MATERIAL SHOWN
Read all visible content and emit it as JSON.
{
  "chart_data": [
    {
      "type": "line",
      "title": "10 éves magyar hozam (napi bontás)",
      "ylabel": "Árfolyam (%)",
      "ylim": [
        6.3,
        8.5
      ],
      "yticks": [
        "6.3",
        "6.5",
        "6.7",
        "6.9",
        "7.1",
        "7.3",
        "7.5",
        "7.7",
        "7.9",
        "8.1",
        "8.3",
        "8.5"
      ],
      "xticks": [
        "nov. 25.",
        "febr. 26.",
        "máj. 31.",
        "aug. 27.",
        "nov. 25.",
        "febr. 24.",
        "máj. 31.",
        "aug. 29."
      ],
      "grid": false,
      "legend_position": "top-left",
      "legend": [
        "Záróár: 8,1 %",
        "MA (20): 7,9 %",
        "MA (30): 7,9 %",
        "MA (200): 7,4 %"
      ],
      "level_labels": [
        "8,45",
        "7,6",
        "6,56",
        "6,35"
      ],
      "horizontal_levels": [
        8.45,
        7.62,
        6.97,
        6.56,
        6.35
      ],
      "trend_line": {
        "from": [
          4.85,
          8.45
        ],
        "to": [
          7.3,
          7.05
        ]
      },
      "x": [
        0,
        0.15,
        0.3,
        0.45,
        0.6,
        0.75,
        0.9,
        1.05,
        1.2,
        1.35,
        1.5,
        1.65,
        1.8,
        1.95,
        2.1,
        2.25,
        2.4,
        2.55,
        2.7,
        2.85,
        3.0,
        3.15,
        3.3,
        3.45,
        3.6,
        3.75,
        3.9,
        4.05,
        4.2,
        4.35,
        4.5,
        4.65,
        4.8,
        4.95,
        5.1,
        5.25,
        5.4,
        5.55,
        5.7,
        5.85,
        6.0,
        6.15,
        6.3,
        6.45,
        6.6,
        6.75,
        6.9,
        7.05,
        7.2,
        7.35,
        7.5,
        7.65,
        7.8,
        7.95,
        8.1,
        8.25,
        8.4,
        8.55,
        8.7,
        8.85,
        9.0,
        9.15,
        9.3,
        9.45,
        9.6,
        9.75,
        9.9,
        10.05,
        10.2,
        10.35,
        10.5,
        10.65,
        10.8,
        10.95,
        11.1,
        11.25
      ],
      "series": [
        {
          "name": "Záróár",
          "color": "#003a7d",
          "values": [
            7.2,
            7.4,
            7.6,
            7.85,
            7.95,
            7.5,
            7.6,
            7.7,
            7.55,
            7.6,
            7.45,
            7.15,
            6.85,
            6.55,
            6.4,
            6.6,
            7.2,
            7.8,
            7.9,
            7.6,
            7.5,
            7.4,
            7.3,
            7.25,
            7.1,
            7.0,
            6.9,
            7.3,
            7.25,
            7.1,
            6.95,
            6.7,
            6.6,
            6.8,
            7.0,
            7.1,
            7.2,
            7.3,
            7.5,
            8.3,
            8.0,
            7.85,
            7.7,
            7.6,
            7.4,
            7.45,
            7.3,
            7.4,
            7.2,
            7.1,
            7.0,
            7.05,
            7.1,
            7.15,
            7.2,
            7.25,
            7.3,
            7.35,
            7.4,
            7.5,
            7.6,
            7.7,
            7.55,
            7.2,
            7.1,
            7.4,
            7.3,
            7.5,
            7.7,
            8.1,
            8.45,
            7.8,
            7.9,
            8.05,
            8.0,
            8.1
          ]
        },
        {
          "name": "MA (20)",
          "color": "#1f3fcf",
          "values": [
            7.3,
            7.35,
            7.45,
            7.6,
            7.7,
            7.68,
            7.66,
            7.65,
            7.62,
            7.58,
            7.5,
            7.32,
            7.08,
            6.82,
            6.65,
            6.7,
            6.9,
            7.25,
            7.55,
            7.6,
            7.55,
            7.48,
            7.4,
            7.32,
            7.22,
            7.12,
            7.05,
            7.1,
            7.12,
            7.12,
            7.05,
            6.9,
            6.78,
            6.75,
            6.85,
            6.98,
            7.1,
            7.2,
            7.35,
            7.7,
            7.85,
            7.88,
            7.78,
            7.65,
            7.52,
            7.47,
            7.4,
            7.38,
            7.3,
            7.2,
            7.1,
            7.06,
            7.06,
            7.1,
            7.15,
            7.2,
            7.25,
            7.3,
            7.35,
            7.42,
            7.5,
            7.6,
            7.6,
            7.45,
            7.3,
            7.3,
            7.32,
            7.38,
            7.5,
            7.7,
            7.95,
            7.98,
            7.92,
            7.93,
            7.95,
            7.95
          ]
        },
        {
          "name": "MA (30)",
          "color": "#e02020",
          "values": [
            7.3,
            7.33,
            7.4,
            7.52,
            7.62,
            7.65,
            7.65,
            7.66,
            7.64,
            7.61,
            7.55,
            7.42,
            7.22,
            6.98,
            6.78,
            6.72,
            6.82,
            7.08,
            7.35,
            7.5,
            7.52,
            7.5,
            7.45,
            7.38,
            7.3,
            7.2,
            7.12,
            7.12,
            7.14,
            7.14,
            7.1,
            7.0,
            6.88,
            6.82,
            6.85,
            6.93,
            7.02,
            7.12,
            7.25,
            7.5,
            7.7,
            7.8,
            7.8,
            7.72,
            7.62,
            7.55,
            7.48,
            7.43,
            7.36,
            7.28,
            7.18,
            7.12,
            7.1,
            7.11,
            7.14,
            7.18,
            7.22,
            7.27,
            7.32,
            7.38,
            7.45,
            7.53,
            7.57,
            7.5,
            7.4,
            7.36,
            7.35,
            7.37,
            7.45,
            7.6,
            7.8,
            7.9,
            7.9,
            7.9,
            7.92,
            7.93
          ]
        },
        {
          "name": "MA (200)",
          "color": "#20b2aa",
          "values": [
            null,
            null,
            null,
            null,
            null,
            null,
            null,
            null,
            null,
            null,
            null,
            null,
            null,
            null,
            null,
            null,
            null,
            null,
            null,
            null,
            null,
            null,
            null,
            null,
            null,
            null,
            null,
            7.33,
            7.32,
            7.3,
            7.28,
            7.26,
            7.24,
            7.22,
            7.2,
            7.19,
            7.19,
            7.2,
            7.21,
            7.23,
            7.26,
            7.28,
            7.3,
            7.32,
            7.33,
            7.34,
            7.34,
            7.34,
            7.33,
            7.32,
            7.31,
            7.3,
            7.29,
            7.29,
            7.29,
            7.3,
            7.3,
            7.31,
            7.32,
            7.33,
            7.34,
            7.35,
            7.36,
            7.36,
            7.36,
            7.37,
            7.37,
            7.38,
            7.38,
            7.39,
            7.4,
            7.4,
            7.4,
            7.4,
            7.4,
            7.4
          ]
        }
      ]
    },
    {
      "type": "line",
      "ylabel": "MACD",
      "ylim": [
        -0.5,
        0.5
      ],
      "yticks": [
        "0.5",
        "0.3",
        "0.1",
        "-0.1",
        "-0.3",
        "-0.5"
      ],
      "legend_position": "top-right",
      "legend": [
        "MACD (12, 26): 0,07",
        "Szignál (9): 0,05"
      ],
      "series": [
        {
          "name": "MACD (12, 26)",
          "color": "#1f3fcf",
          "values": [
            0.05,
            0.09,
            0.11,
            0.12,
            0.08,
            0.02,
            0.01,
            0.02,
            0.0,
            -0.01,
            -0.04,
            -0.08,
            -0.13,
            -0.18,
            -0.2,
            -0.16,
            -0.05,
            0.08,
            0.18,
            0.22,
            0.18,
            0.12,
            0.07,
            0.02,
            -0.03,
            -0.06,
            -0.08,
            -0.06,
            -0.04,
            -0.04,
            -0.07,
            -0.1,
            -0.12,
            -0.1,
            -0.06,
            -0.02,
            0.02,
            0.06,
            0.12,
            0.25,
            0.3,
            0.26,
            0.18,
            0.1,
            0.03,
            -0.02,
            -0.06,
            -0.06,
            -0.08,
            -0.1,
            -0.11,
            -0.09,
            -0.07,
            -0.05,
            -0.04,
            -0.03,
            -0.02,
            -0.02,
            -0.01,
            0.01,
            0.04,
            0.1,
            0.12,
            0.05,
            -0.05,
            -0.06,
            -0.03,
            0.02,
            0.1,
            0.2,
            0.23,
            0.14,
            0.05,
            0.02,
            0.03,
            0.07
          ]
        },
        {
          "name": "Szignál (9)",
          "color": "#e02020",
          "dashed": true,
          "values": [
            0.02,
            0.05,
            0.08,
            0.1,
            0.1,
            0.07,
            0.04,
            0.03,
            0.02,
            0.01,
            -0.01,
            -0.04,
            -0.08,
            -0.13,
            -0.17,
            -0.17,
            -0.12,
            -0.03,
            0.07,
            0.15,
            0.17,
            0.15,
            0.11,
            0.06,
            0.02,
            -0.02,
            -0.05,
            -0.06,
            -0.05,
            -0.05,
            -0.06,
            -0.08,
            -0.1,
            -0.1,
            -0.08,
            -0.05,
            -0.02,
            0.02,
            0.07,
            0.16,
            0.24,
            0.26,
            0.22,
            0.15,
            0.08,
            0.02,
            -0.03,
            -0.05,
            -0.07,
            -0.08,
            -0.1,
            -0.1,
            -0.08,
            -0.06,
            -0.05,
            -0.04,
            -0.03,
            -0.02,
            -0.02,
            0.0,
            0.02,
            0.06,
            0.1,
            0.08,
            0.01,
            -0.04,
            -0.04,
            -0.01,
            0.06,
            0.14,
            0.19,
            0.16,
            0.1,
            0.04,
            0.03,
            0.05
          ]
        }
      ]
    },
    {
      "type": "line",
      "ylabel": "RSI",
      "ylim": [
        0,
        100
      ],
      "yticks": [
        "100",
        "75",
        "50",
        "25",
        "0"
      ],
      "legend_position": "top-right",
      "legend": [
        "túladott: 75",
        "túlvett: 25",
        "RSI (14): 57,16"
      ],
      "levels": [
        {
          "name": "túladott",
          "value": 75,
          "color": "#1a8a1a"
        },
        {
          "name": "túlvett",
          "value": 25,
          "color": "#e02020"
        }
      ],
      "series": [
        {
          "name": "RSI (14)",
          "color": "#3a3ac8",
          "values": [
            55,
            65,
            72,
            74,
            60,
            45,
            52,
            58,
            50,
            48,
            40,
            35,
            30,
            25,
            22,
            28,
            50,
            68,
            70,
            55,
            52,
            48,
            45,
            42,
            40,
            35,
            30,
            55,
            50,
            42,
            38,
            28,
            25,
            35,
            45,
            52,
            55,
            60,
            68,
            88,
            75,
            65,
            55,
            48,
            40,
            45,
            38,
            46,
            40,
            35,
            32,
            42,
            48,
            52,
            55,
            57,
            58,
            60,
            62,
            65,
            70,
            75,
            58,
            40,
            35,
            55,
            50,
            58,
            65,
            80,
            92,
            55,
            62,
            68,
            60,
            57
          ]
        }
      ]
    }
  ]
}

TASK DESCRIPTION
Copy out each line that contains the word "MACD".

SOLUTION BELOW
      "ylabel": "MACD",
        "MACD (12, 26): 0,07",
          "name": "MACD (12, 26)",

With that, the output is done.